:: Given request ::
Extract all of the entries and give them again, word for word.

*** Data for processing ***

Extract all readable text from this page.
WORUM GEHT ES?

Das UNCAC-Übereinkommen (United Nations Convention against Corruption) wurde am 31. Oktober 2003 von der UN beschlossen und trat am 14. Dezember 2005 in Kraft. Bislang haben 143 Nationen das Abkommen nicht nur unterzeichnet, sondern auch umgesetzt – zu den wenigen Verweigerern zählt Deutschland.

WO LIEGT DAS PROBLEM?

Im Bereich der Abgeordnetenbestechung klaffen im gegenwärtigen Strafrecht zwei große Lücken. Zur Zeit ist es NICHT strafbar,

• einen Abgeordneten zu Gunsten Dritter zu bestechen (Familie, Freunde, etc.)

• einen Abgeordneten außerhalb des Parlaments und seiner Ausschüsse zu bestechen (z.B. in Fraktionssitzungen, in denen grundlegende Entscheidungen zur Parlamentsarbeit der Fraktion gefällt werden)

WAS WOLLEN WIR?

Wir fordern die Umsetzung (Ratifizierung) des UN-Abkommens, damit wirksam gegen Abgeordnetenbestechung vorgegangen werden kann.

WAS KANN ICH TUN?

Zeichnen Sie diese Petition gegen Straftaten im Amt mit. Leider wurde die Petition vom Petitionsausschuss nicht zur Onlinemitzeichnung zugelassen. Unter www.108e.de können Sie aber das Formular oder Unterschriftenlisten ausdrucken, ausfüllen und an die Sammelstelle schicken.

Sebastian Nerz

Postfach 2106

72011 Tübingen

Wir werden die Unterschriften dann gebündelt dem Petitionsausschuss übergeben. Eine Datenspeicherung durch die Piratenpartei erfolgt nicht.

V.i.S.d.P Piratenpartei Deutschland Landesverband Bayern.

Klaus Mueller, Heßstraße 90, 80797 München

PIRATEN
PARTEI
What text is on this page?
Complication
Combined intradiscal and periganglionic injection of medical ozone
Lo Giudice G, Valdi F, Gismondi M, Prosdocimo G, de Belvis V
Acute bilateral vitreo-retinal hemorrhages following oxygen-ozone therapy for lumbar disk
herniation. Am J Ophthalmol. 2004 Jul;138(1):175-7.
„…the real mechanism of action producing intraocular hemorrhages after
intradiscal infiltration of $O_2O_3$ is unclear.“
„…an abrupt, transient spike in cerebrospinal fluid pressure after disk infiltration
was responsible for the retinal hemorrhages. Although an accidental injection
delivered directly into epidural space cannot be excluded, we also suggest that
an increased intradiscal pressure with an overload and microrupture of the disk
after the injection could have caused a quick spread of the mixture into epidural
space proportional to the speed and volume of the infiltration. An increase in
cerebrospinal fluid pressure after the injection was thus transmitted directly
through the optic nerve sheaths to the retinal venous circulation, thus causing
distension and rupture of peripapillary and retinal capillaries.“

***

:: The answer ::
Extract all readable text from this page.
WORUM GEHT ES?

Das UNCAC-Übereinkommen (United Nations Convention against Corruption) wurde am 31. Oktober 2003 von der UN beschlossen und trat am 14. Dezember 2005 in Kraft. Bislang haben 143 Nationen das Abkommen nicht nur unterzeichnet, sondern auch umgesetzt – zu den wenigen Verweigerern zählt Deutschland.

WO LIEGT DAS PROBLEM?

Im Bereich der Abgeordnetenbestechung klaffen im gegenwärtigen Strafrecht zwei große Lücken. Zur Zeit ist es NICHT strafbar,

• einen Abgeordneten zu Gunsten Dritter zu bestechen (Familie, Freunde, etc.)

• einen Abgeordneten außerhalb des Parlaments und seiner Ausschüsse zu bestechen (z.B. in Fraktionssitzungen, in denen grundlegende Entscheidungen zur Parlamentsarbeit der Fraktion gefällt werden)

WAS WOLLEN WIR?

Wir fordern die Umsetzung (Ratifizierung) des UN-Abkommens, damit wirksam gegen Abgeordnetenbestechung vorgegangen werden kann.

WAS KANN ICH TUN?

Zeichnen Sie diese Petition gegen Straftaten im Amt mit. Leider wurde die Petition vom Petitionsausschuss nicht zur Onlinemitzeichnung zugelassen. Unter www.108e.de können Sie aber das Formular oder Unterschriftenlisten ausdrucken, ausfüllen und an die Sammelstelle schicken.

Sebastian Nerz

Postfach 2106

72011 Tübingen

Wir werden die Unterschriften dann gebündelt dem Petitionsausschuss übergeben. Eine Datenspeicherung durch die Piratenpartei erfolgt nicht.

V.i.S.d.P Piratenpartei Deutschland Landesverband Bayern.

Klaus Mueller, Heßstraße 90, 80797 München

PIRATEN
PARTEI
What text is on this page?
Complication
Combined intradiscal and periganglionic injection of medical ozone
Lo Giudice G, Valdi F, Gismondi M, Prosdocimo G, de Belvis V
Acute bilateral vitreo-retinal hemorrhages following oxygen-ozone therapy for lumbar disk
herniation. Am J Ophthalmol. 2004 Jul;138(1):175-7.
„…the real mechanism of action producing intraocular hemorrhages after
intradiscal infiltration of $O_2O_3$ is unclear.“
„…an abrupt, transient spike in cerebrospinal fluid pressure after disk infiltration
was responsible for the retinal hemorrhages. Although an accidental injection
delivered directly into epidural space cannot be excluded, we also suggest that
an increased intradiscal pressure with an overload and microrupture of the disk
after the injection could have caused a quick spread of the mixture into epidural
space proportional to the speed and volume of the infiltration. An increase in
cerebrospinal fluid pressure after the injection was thus transmitted directly
through the optic nerve sheaths to the retinal venous circulation, thus causing
distension and rupture of peripapillary and retinal capillaries.“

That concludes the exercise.